** Begin **

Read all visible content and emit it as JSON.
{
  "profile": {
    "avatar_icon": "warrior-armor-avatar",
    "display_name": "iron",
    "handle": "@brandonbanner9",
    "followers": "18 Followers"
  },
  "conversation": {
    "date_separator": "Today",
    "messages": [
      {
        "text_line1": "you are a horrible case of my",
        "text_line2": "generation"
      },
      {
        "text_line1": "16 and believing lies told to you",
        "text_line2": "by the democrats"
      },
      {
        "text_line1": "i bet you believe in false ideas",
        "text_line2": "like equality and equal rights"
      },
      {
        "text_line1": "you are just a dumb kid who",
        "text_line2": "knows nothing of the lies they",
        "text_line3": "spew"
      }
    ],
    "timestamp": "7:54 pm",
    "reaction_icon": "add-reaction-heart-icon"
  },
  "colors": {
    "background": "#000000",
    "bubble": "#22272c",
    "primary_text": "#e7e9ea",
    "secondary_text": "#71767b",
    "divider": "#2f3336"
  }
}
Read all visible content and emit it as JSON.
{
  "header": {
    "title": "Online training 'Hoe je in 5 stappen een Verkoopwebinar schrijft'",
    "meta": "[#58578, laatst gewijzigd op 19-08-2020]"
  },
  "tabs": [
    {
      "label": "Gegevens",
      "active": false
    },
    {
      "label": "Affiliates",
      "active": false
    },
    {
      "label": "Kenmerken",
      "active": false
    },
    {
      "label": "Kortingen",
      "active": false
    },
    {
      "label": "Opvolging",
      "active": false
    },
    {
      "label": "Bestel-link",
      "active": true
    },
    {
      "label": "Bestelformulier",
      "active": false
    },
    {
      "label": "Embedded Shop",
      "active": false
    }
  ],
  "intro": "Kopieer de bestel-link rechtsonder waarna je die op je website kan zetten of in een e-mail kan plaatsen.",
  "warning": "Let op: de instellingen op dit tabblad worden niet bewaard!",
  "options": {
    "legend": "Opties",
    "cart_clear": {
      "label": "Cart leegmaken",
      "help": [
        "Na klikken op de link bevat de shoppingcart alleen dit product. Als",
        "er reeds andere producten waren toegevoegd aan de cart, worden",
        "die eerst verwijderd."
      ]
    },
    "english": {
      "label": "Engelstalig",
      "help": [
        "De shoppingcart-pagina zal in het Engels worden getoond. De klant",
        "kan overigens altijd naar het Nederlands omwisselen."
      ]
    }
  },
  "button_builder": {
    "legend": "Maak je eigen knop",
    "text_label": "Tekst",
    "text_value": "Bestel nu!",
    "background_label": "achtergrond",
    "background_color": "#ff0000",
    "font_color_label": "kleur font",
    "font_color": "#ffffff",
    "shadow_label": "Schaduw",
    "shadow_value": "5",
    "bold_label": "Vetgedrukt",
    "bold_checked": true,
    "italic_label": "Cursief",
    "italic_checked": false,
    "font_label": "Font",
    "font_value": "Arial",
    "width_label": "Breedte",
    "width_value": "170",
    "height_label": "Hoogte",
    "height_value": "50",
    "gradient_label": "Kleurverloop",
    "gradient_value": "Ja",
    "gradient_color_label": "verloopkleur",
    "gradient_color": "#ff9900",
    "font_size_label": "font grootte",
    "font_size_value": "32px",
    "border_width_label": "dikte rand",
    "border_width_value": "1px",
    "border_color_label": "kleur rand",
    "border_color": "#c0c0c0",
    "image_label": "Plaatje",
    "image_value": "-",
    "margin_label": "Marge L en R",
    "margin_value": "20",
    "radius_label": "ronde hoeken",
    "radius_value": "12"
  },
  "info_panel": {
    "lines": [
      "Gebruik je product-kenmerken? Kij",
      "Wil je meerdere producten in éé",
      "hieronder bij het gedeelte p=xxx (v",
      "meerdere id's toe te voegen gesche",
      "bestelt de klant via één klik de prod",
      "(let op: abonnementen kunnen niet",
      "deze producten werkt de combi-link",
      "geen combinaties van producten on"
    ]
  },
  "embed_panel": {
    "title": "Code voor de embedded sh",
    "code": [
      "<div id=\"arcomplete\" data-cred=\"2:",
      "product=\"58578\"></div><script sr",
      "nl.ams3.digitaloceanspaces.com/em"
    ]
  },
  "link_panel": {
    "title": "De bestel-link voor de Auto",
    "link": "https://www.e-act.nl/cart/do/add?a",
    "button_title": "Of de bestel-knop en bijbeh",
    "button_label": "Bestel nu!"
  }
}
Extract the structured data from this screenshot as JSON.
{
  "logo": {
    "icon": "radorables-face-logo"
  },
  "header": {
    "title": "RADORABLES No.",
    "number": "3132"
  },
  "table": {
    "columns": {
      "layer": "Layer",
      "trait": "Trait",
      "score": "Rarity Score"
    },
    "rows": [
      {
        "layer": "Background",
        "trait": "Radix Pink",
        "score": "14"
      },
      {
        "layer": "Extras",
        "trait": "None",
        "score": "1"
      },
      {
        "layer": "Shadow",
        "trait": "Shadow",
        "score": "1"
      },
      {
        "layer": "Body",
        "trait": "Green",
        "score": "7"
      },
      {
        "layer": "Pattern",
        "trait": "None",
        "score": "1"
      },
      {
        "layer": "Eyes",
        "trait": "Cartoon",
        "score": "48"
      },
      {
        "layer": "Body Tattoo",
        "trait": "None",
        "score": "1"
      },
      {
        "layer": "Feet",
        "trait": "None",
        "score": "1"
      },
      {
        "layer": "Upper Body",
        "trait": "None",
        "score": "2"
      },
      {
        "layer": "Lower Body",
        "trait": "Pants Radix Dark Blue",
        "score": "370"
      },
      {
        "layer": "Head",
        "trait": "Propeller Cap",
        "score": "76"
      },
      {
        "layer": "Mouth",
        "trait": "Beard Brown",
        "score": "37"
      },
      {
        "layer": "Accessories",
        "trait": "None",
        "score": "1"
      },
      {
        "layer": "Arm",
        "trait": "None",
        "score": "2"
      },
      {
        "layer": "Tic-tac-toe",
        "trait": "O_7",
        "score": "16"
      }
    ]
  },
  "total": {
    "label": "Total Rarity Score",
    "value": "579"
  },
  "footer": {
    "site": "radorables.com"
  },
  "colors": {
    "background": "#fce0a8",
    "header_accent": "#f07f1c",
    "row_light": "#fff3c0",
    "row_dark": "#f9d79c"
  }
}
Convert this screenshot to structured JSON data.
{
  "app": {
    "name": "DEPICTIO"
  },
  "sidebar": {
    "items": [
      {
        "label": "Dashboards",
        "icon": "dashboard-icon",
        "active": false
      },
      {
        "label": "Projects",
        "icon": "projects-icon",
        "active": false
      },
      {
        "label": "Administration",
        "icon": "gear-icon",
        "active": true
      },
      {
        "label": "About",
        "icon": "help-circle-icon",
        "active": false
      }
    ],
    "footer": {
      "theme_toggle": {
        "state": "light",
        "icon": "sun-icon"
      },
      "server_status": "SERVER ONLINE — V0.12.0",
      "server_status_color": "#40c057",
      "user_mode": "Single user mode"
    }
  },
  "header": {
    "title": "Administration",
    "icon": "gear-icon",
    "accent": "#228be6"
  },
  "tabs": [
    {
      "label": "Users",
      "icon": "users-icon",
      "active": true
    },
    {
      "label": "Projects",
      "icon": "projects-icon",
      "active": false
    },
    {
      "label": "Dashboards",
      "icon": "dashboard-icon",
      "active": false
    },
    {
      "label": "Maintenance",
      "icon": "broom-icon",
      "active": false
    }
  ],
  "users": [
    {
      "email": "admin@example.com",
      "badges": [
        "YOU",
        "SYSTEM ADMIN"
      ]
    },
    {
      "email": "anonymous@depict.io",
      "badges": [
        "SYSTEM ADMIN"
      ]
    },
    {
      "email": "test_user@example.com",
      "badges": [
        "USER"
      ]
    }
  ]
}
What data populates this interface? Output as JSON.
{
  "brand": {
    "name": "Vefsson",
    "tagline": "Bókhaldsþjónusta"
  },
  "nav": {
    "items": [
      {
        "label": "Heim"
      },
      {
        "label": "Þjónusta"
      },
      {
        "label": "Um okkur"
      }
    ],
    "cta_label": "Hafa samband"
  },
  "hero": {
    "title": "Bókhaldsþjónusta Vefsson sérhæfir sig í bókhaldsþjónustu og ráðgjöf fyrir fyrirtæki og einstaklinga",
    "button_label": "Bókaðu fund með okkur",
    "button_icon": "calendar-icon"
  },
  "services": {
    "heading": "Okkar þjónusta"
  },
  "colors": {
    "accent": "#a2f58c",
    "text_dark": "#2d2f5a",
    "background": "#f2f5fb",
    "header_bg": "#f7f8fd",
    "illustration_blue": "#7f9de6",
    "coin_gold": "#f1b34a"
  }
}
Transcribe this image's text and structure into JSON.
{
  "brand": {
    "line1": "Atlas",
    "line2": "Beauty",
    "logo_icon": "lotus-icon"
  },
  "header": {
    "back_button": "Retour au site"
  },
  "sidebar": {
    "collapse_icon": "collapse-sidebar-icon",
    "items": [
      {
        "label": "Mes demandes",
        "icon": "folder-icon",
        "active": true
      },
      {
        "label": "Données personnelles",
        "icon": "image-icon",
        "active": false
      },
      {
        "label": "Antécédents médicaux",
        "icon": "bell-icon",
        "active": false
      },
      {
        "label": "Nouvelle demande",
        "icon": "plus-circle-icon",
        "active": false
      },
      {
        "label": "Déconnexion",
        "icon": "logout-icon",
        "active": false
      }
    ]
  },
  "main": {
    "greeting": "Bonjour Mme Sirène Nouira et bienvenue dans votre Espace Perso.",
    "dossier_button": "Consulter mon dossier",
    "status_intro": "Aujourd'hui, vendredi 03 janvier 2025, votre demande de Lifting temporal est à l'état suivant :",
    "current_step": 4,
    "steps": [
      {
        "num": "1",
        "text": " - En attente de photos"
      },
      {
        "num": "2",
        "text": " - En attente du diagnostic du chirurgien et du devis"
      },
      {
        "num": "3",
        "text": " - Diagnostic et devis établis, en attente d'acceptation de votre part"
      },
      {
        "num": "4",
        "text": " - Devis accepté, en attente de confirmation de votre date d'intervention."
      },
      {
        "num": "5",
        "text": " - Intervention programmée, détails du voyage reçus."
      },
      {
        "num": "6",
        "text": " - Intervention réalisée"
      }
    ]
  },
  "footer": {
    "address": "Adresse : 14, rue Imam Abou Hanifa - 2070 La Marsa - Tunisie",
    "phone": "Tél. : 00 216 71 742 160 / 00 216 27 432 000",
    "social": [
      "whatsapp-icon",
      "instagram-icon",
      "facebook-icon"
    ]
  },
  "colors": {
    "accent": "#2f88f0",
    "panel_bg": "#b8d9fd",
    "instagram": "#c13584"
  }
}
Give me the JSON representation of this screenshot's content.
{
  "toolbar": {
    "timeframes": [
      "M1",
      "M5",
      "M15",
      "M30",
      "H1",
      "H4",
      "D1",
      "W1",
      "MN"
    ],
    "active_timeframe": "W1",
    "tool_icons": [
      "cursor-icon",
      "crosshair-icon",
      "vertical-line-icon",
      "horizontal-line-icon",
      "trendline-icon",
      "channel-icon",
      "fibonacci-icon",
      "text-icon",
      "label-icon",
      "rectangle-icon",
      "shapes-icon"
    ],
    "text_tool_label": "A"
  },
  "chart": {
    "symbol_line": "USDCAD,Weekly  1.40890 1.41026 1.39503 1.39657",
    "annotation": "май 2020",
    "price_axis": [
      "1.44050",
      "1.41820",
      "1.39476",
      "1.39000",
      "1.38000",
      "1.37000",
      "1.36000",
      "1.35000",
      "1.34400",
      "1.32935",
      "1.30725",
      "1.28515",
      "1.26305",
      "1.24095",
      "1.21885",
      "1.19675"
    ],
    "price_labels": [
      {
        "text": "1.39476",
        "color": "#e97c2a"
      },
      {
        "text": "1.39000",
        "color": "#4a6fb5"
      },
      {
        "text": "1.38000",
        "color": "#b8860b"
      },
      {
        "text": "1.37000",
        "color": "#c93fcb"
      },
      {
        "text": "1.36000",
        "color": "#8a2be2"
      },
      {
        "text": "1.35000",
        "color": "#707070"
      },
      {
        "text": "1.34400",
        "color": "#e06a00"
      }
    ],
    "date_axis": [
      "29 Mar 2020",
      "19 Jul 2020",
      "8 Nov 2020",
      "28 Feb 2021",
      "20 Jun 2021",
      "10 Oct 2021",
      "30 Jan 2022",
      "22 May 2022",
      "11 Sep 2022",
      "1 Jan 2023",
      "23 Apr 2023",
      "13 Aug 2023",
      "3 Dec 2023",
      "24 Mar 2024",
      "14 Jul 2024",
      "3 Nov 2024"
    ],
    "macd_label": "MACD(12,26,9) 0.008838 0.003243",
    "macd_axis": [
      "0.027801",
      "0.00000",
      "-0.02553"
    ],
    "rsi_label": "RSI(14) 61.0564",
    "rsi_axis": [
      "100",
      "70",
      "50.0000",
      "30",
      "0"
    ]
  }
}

** End **

_Exercise instructions_: Scan the data above and copy every line with "okkur" in it.

_Correct result_:
        "label": "Um okkur"
    "button_label": "Bókaðu fund með okkur",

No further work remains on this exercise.